_Énoncé de l'exercice 1_
Reformulez en liste numérotée les entrées allant de la ligne qui contient « Give me the » jusqu'à celle qui contient « handwritten-page-number: 9: [814, 41, 840, 83] », ces deux lignes comprises. Omettez les lignes vides et les images.

================

Cette image des semailles qui vont germer est chère à Louise Michel, on la retrouve dans de nombreux poèmes. La plupart du temps, elle évoque la mort d’un monde et l’avènement d’une nouvelle ère, anarchiste. Elle serait donc connotée d’une manière positive.

Mais comment justifier l’action du docteur Gaël ? C’est à Barcelone, dans l’hospice dont il s’occupe, qu’une certaine Madame de Los Amos, femme d’un certain âge, se rend souvent au lazaret pour se faire remettre les corps de jeunes fillettes qu’elle a endormies afin de les vendre « à des ogres de haut vol aimant la chair fraîche » [17]. Les deux secrets, celui de la trafiquante de chair humaine et celui du docteur Gaël, seront bien gardés par les deux intéressés devenus complices. Pourtant, ce même docteur Gaël a aussi une action positive dans le roman : il va recueillir une seconde fois sa fille Georges, mettre tout en œuvre pour tenter de retrouver la fille de celle-ci, et finit par s’embarquer avec les révoltés, pour fonder un nouveau monde. À l’image des héros de Louise Michel, qui ne se partagent pas en « bons » et « méchants », l’image de la science, dans la fiction, est équivoque.

Le plus étrange est de lire cette réflexion qui suit un échange de malades entre le docteur Gaël et l’un de ses confrères, l’aliéniste, échange qui se fait donnant donnant ! « comme disent les avares » :

« Il en est de même pour nous tous, gens passionnés que nous sommes de l’inconnu, de transformations sociales » [18].

On peut lire ici une sorte de critique des révolutionnaires qui, finalement, comme les savants, immolent les existences présentes sur l’autel de l’humanité future [19]. Finalement, tout le monde poursuit sa passion, qui exige des sacrifices, et Olaff le révolutionnaire, n’est pas différent des deux savants fous :

« À l’inverse de Gaël [le docteur], d’Olaff et de l’aliéniste qui eussent sacrifié eux aussi des milliers d’êtres pour ouvrir des routes nouvelles, il [l’homme aux yeux ronds] eût sacrifié à l’univers, à part lui, pour les fermer, eux croyaient semer (et semaient peut-être), lui, détruisait même pour détruire » [20].

La science est pour Louise Michel, comme la révolution, un mouvement qui entraîne les individus toujours au-delà de leurs limites. Il y a chez elle, comme chez de nombreux anarchistes, l’idée que l’homme est encore imparfait et que ses sens vont se perfectionner :

« Les arts sont à tous ; ni l’œil, ni la voix, ni l’oreille ne doivent être inutiles, et nous sommes mauvais en étant incomplets. Quand chaque être sera développé dans tous ses sens et dans des sens nouveaux, on ne peut nier que l’humanité entière aura un degré de développement que nous ne pouvons comprendre » [21].

En attendant que de nouveaux individus émergent, ceux qui nous sont décrits sont des êtres de transition, dont « les sens nouveaux bourgeonnent » dans un milieu qui leur est défavorable. Les Microbes humains décrivent cette humanité transitoire, sur le point de disparaître : Le Monde nouveau suggère le mouvement qui l’entraîne vers l’avenir.

Caroline GRANIER

"Nous sommes des briseurs de formules". Les écrivains anarchistes en France à la fin du dix-neuvième siècle. Thèse de doctorat de l’Université Paris 8. 6 décembre 2003.

================

_Énoncé de l'exercice 2_
Indiquez si chacune des affirmations suivantes concorde avec l'extrait sur Louise Michel, en répondant par oui ou par non et en citant les mots décisifs du texte : (a) Madame de Los Amos est une jeune femme ; (b) le docteur Gaël finit par partir avec les révoltés ; (c) l'image des semailles est le plus souvent connotée de manière négative.

_Données d'entrée_
================

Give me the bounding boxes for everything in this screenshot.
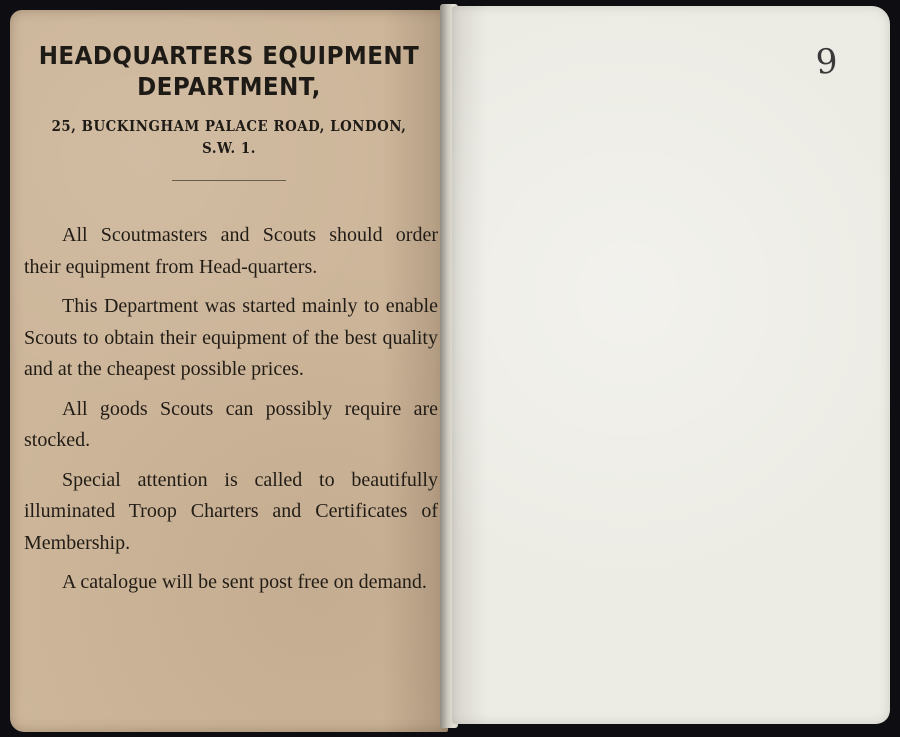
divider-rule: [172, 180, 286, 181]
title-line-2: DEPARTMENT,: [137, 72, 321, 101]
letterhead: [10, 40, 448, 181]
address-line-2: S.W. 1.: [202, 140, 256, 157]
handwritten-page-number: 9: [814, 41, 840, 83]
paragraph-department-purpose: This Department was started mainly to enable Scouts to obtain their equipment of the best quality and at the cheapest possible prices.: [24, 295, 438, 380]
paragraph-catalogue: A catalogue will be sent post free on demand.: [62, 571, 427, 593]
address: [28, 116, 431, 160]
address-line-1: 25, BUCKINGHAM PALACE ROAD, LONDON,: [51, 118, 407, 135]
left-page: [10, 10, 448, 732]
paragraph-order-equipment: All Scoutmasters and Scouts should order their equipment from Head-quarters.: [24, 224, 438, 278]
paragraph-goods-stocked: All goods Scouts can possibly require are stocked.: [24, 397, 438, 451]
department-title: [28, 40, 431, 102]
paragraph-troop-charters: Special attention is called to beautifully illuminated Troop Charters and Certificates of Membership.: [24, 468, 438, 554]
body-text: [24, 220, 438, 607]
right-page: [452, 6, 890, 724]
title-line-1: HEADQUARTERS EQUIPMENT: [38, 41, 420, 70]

================

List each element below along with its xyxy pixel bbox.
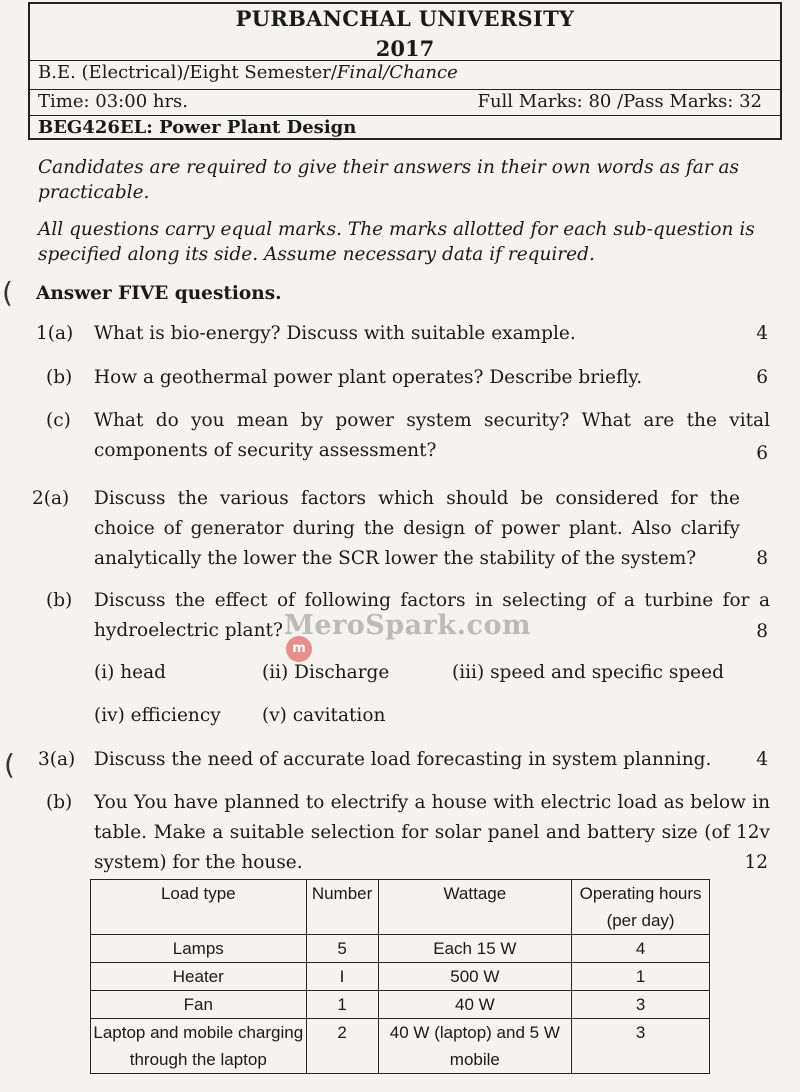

================

_Réponse attendue 1_
1. Give me the bounding boxes for everything in this screenshot.
2. divider-rule: [172, 180, 286, 181]
3. title-line-2: DEPARTMENT,: [137, 72, 321, 101]
4. letterhead: [10, 40, 448, 181]
5. address-line-2: S.W. 1.: [202, 140, 256, 157]
6. handwritten-page-number: 9: [814, 41, 840, 83]

_Réponse attendue 2_
(a) Non : « femme d’un certain âge ».
(b) Oui : « finit par s’embarquer avec les révoltés, pour fonder un nouveau monde ».
(c) Non : « Elle serait donc connotée d’une manière positive ».